What the task requires -
Quote the data below in full, minus the images.

(Extracted records)
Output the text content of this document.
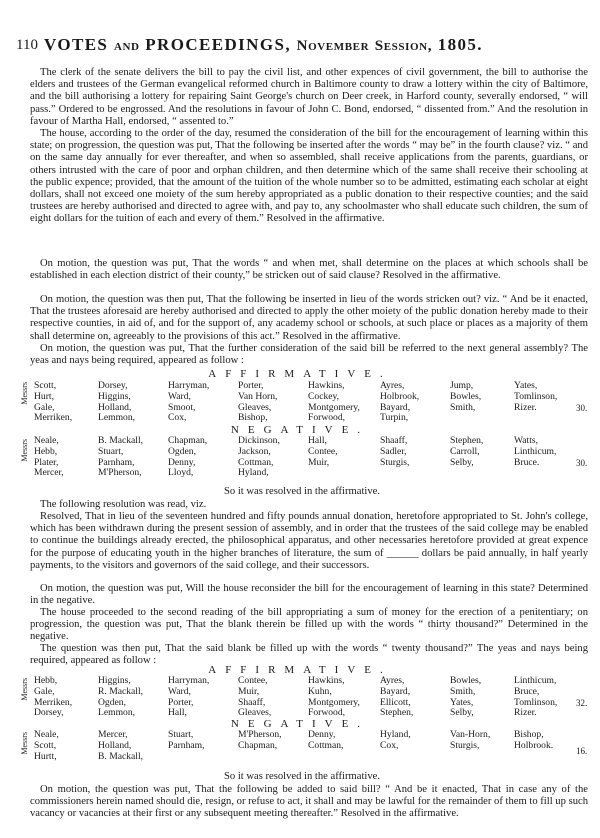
110 VOTES and PROCEEDINGS, November Session, 1805.

The clerk of the senate delivers the bill to pay the civil list, and other expences of civil government, the bill to authorise the elders and trustees of the German evangelical reformed church in Baltimore county to draw a lottery within the city of Baltimore, and the bill authorising a lottery for repairing Saint George's church on Deer creek, in Harford county, severally endorsed, “ will pass.” Ordered to be engrossed. And the resolutions in favour of John C. Bond, endorsed, “ dissented from.” And the resolution in favour of Martha Hall, endorsed, “ assented to.”

The house, according to the order of the day, resumed the consideration of the bill for the encouragement of learning within this state; on progression, the question was put, That the following be inserted after the words “ may be” in the fourth clause? viz. “ and on the same day annually for ever thereafter, and when so assembled, shall receive applications from the parents, guardians, or others intrusted with the care of poor and orphan children, and then determine which of the same shall receive their schooling at the public expence; provided, that the amount of the tuition of the whole number so to be admitted, estimating each scholar at eight dollars, shall not exceed one moiety of the sum hereby appropriated as a public donation to their respective counties; and the said trustees are hereby authorised and directed to agree with, and pay to, any schoolmaster who shall educate such children, the sum of eight dollars for the tuition of each and every of them.” Resolved in the affirmative.

On motion, the question was put, That the words “ and when met, shall determine on the places at which schools shall be established in each election district of their county,” be stricken out of said clause? Resolved in the affirmative.

On motion, the question was then put, That the following be inserted in lieu of the words stricken out? viz. “ And be it enacted, That the trustees aforesaid are hereby authorised and directed to apply the other moiety of the public donation hereby made to their respective counties, in aid of, and for the support of, any academy school or schools, at such place or places as a majority of them shall determine on, agreeably to the provisions of this act.” Resolved in the affirmative.

On motion, the question was put, That the further consideration of the said bill be referred to the next general assembly? The yeas and nays being required, appeared as follow :

AFFIRMATIVE.
Messrs Scott,
Hurt,
Gale,
Merriken,
Dorsey,
Higgins,
Holland,
Lemmon,
Harryman,
Ward,
Smoot,
Cox,
Porter,
Van Horn,
Gleaves,
Bishop,
Hawkins,
Cockey,
Montgomery,
Forwood,
Ayres,
Holbrook,
Bayard,
Turpin,
Jump,
Bowles,
Smith,
Yates,
Tomlinson,
Rizer.	30.
NEGATIVE.
Messrs Neale,
Hebb,
Plater,
Mercer,
B. Mackall,
Stuart,
Parnham,
M'Pherson,
Chapman,
Ogden,
Denny,
Lloyd,
Dickinson,
Jackson,
Cottman,
Hyland,
Hall,
Contee,
Muir,
Shaaff,
Sadler,
Sturgis,
Stephen,
Carroll,
Selby,
Watts,
Linthicum,
Bruce.	30.
So it was resolved in the affirmative.

The following resolution was read, viz.

Resolved, That in lieu of the seventeen hundred and fifty pounds annual donation, heretofore appropriated to St. John's college, which has been withdrawn during the present session of assembly, and in order that the trustees of the said college may be enabled to continue the buildings already erected, the philosophical apparatus, and other necessaries heretofore provided at great expence for the purpose of educating youth in the higher branches of literature, the sum of ______ dollars be paid annually, in half yearly payments, to the visitors and governors of the said college, and their successors.

On motion, the question was put, Will the house reconsider the bill for the encouragement of learning in this state? Determined in the negative.

The house proceeded to the second reading of the bill appropriating a sum of money for the erection of a penitentiary; on progression, the question was put, That the blank therein be filled up with the words “ thirty thousand?” Determined in the negative.

The question was then put, That the said blank be filled up with the words “ twenty thousand?” The yeas and nays being required, appeared as follow :

AFFIRMATIVE.
Messrs Hebb,
Gale,
Merriken,
Dorsey,
Higgins,
R. Mackall,
Ogden,
Lemmon,
Harryman,
Ward,
Porter,
Hall,
Contee,
Muir,
Shaaff,
Gleaves,
Hawkins,
Kuhn,
Montgomery,
Forwood,
Ayres,
Bayard,
Ellicott,
Stephen,
Bowles,
Smith,
Yates,
Selby,
Linthicum,
Bruce,
Tomlinson,
Rizer.
32.
NEGATIVE.
Messrs Neale,
Scott,
Hurtt,
Mercer,
Holland,
B. Mackall,
Stuart,
Parnham,
M'Pherson,
Chapman,
Denny,
Cottman,
Hyland,
Cox,
Van-Horn,
Sturgis,
Bishop,
Holbrook.
16.
So it was resolved in the affirmative.

On motion, the question was put, That the following be added to said bill? “ And be it enacted, That in case any of the commissioners herein named should die, resign, or refuse to act, it shall and may be lawful for the remainder of them to fill up such vacancy or vacancies at their first or any subsequent meeting thereafter.” Resolved in the affirmative.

Solution -
Output the text content of this document.
110 VOTES and PROCEEDINGS, November Session, 1805.

The clerk of the senate delivers the bill to pay the civil list, and other expences of civil government, the bill to authorise the elders and trustees of the German evangelical reformed church in Baltimore county to draw a lottery within the city of Baltimore, and the bill authorising a lottery for repairing Saint George's church on Deer creek, in Harford county, severally endorsed, “ will pass.” Ordered to be engrossed. And the resolutions in favour of John C. Bond, endorsed, “ dissented from.” And the resolution in favour of Martha Hall, endorsed, “ assented to.”

The house, according to the order of the day, resumed the consideration of the bill for the encouragement of learning within this state; on progression, the question was put, That the following be inserted after the words “ may be” in the fourth clause? viz. “ and on the same day annually for ever thereafter, and when so assembled, shall receive applications from the parents, guardians, or others intrusted with the care of poor and orphan children, and then determine which of the same shall receive their schooling at the public expence; provided, that the amount of the tuition of the whole number so to be admitted, estimating each scholar at eight dollars, shall not exceed one moiety of the sum hereby appropriated as a public donation to their respective counties; and the said trustees are hereby authorised and directed to agree with, and pay to, any schoolmaster who shall educate such children, the sum of eight dollars for the tuition of each and every of them.” Resolved in the affirmative.

On motion, the question was put, That the words “ and when met, shall determine on the places at which schools shall be established in each election district of their county,” be stricken out of said clause? Resolved in the affirmative.

On motion, the question was then put, That the following be inserted in lieu of the words stricken out? viz. “ And be it enacted, That the trustees aforesaid are hereby authorised and directed to apply the other moiety of the public donation hereby made to their respective counties, in aid of, and for the support of, any academy school or schools, at such place or places as a majority of them shall determine on, agreeably to the provisions of this act.” Resolved in the affirmative.

On motion, the question was put, That the further consideration of the said bill be referred to the next general assembly? The yeas and nays being required, appeared as follow :

AFFIRMATIVE.
Messrs Scott,
Hurt,
Gale,
Merriken,
Dorsey,
Higgins,
Holland,
Lemmon,
Harryman,
Ward,
Smoot,
Cox,
Porter,
Van Horn,
Gleaves,
Bishop,
Hawkins,
Cockey,
Montgomery,
Forwood,
Ayres,
Holbrook,
Bayard,
Turpin,
Jump,
Bowles,
Smith,
Yates,
Tomlinson,
Rizer.	30.
NEGATIVE.
Messrs Neale,
Hebb,
Plater,
Mercer,
B. Mackall,
Stuart,
Parnham,
M'Pherson,
Chapman,
Ogden,
Denny,
Lloyd,
Dickinson,
Jackson,
Cottman,
Hyland,
Hall,
Contee,
Muir,
Shaaff,
Sadler,
Sturgis,
Stephen,
Carroll,
Selby,
Watts,
Linthicum,
Bruce.	30.
So it was resolved in the affirmative.

The following resolution was read, viz.

Resolved, That in lieu of the seventeen hundred and fifty pounds annual donation, heretofore appropriated to St. John's college, which has been withdrawn during the present session of assembly, and in order that the trustees of the said college may be enabled to continue the buildings already erected, the philosophical apparatus, and other necessaries heretofore provided at great expence for the purpose of educating youth in the higher branches of literature, the sum of ______ dollars be paid annually, in half yearly payments, to the visitors and governors of the said college, and their successors.

On motion, the question was put, Will the house reconsider the bill for the encouragement of learning in this state? Determined in the negative.

The house proceeded to the second reading of the bill appropriating a sum of money for the erection of a penitentiary; on progression, the question was put, That the blank therein be filled up with the words “ thirty thousand?” Determined in the negative.

The question was then put, That the said blank be filled up with the words “ twenty thousand?” The yeas and nays being required, appeared as follow :

AFFIRMATIVE.
Messrs Hebb,
Gale,
Merriken,
Dorsey,
Higgins,
R. Mackall,
Ogden,
Lemmon,
Harryman,
Ward,
Porter,
Hall,
Contee,
Muir,
Shaaff,
Gleaves,
Hawkins,
Kuhn,
Montgomery,
Forwood,
Ayres,
Bayard,
Ellicott,
Stephen,
Bowles,
Smith,
Yates,
Selby,
Linthicum,
Bruce,
Tomlinson,
Rizer.
32.
NEGATIVE.
Messrs Neale,
Scott,
Hurtt,
Mercer,
Holland,
B. Mackall,
Stuart,
Parnham,
M'Pherson,
Chapman,
Denny,
Cottman,
Hyland,
Cox,
Van-Horn,
Sturgis,
Bishop,
Holbrook.
16.
So it was resolved in the affirmative.

On motion, the question was put, That the following be added to said bill? “ And be it enacted, That in case any of the commissioners herein named should die, resign, or refuse to act, it shall and may be lawful for the remainder of them to fill up such vacancy or vacancies at their first or any subsequent meeting thereafter.” Resolved in the affirmative.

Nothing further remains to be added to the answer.